**WHAT IS ASKED**
Pull every line containing "Marija" out of the material below.

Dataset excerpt
╔══

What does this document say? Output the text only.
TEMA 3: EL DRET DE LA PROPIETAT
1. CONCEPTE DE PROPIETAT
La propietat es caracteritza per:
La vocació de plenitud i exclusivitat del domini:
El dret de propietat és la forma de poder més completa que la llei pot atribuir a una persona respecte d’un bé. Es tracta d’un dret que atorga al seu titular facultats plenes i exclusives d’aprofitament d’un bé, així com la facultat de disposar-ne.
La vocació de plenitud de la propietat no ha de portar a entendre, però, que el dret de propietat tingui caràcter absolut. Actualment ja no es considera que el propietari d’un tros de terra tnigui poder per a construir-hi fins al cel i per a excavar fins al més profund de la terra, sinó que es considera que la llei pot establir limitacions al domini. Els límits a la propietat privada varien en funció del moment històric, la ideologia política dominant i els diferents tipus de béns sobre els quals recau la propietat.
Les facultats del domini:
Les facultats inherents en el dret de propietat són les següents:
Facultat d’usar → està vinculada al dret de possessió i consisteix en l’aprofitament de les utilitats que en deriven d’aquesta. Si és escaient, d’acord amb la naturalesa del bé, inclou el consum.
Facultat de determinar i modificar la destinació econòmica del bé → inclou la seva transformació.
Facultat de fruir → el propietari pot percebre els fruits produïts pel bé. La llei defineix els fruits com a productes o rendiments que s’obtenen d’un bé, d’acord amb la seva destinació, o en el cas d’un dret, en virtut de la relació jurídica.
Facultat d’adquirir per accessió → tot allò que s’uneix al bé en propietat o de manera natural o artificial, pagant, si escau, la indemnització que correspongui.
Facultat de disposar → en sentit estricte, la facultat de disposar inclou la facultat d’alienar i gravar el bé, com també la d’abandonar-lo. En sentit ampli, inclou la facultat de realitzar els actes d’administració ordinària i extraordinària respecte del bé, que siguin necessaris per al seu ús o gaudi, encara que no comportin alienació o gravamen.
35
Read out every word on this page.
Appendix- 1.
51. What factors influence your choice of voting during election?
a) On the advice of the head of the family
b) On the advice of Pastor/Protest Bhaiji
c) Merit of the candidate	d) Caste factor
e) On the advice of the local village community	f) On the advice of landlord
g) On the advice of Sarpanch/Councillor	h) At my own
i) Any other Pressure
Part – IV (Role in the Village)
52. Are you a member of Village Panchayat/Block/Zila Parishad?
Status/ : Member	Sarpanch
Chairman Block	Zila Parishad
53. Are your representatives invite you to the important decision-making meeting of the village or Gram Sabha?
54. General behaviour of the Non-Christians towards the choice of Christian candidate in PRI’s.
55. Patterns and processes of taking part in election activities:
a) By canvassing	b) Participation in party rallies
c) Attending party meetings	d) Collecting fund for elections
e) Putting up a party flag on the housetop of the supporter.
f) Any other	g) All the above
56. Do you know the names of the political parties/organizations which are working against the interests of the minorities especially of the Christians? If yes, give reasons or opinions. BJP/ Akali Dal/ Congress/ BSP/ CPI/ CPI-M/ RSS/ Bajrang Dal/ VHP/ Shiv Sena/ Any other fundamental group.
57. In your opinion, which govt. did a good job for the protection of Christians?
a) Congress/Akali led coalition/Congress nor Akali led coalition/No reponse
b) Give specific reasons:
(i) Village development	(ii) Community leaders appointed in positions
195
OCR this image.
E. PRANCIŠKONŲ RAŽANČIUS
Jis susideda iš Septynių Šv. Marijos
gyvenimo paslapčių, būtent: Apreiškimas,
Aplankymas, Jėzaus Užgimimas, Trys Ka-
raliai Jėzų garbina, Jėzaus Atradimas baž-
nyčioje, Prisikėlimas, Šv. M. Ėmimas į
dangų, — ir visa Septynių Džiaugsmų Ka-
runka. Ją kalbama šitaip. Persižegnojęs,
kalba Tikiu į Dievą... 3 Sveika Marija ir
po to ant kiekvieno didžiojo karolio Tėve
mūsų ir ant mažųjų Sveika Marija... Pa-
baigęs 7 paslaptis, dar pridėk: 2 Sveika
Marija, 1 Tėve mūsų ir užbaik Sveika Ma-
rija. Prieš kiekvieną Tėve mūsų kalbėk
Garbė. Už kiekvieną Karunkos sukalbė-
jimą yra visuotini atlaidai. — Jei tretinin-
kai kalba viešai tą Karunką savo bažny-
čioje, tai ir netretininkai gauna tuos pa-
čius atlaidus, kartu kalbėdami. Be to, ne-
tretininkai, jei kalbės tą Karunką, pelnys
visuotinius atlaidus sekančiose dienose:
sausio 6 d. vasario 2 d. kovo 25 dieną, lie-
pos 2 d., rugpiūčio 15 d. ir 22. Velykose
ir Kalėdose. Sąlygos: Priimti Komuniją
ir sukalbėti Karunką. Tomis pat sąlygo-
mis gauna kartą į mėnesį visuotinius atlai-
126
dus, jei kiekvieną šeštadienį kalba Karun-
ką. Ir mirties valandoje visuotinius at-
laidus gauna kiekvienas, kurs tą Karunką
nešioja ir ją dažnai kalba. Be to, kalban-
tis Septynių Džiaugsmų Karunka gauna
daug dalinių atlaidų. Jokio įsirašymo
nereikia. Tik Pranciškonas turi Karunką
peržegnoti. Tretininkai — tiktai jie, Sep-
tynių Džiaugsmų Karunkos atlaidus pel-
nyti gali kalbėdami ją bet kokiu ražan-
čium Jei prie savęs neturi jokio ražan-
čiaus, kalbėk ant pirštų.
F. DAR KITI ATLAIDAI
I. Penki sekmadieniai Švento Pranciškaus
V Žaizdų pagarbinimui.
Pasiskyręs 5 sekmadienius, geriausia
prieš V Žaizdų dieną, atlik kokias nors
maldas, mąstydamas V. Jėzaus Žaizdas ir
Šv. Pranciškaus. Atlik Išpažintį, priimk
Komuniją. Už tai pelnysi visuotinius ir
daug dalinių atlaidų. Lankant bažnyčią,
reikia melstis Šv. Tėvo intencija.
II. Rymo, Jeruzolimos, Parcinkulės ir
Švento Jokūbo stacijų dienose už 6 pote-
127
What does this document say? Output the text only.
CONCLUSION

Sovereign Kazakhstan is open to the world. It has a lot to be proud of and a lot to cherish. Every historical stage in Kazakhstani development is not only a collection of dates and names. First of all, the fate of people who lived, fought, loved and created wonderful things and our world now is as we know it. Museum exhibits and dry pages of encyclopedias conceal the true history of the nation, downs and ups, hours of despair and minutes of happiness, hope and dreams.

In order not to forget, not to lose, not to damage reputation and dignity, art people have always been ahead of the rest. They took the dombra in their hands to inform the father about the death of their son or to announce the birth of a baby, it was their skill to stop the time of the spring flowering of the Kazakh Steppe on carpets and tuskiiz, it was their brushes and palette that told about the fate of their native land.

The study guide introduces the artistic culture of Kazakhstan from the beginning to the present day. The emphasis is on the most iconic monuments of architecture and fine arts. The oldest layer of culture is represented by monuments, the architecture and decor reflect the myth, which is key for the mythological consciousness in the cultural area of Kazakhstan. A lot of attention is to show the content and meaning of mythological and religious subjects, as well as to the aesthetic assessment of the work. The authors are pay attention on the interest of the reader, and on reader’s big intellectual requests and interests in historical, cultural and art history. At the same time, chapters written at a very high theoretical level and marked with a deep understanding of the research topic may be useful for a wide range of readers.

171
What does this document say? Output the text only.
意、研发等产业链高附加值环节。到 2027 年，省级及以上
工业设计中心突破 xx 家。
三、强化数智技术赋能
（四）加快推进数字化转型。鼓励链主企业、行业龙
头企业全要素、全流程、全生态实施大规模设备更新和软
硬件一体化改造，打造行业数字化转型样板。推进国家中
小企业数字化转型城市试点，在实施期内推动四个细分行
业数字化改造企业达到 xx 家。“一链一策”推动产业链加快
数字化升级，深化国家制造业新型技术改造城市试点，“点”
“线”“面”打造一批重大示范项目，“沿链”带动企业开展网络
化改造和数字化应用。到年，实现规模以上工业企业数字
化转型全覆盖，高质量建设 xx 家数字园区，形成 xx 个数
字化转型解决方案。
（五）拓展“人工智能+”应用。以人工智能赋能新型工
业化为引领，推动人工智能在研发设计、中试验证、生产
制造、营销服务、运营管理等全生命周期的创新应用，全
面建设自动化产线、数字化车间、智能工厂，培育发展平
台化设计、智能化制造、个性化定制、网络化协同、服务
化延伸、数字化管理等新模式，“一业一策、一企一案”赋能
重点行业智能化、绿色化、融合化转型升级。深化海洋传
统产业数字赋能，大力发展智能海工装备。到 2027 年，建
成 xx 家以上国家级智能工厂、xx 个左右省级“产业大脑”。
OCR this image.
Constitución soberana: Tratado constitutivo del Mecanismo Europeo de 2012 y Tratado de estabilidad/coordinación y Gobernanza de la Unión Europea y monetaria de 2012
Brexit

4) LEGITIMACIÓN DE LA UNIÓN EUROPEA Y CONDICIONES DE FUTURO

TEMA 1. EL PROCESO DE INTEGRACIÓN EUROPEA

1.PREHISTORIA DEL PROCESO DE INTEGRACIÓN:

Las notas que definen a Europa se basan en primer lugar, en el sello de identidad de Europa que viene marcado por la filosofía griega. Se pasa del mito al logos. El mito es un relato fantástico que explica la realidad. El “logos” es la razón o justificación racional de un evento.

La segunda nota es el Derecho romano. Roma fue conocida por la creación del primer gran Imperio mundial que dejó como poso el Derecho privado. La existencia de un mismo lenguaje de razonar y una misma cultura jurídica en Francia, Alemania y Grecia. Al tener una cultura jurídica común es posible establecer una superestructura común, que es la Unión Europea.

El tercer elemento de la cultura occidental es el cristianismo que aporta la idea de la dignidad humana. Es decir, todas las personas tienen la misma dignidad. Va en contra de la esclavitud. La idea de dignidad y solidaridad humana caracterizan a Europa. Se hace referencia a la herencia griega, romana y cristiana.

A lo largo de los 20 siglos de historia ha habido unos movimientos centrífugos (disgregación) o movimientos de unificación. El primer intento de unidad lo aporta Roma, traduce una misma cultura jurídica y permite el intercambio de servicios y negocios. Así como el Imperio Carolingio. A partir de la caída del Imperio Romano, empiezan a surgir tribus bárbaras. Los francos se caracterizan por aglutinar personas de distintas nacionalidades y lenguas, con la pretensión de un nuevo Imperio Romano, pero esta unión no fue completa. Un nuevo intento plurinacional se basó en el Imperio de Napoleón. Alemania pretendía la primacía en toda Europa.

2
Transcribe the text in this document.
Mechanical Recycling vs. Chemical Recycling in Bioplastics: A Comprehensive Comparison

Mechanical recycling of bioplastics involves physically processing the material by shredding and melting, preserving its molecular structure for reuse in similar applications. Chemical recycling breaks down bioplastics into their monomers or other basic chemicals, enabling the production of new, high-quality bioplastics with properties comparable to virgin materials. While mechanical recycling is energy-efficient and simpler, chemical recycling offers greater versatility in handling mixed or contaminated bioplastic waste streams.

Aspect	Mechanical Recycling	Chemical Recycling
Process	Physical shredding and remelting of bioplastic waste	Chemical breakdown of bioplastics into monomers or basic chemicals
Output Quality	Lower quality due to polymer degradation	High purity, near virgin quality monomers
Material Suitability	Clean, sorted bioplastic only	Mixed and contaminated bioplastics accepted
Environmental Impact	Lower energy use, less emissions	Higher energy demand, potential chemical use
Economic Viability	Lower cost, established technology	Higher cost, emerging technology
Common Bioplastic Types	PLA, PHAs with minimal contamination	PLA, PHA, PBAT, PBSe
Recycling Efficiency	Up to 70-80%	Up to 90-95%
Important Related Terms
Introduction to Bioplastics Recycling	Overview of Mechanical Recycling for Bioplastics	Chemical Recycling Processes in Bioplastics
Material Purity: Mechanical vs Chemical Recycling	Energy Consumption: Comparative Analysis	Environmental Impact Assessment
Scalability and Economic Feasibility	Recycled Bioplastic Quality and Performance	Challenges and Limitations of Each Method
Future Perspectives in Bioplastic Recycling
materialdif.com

╚══

**OUTPUT OF THE EXERCISE**
kalba Tikiu į Dievą... 3 Sveika Marija ir
mūsų ir ant mažųjų Sveika Marija... Pa-
Marija, 1 Tėve mūsų ir užbaik Sveika Ma-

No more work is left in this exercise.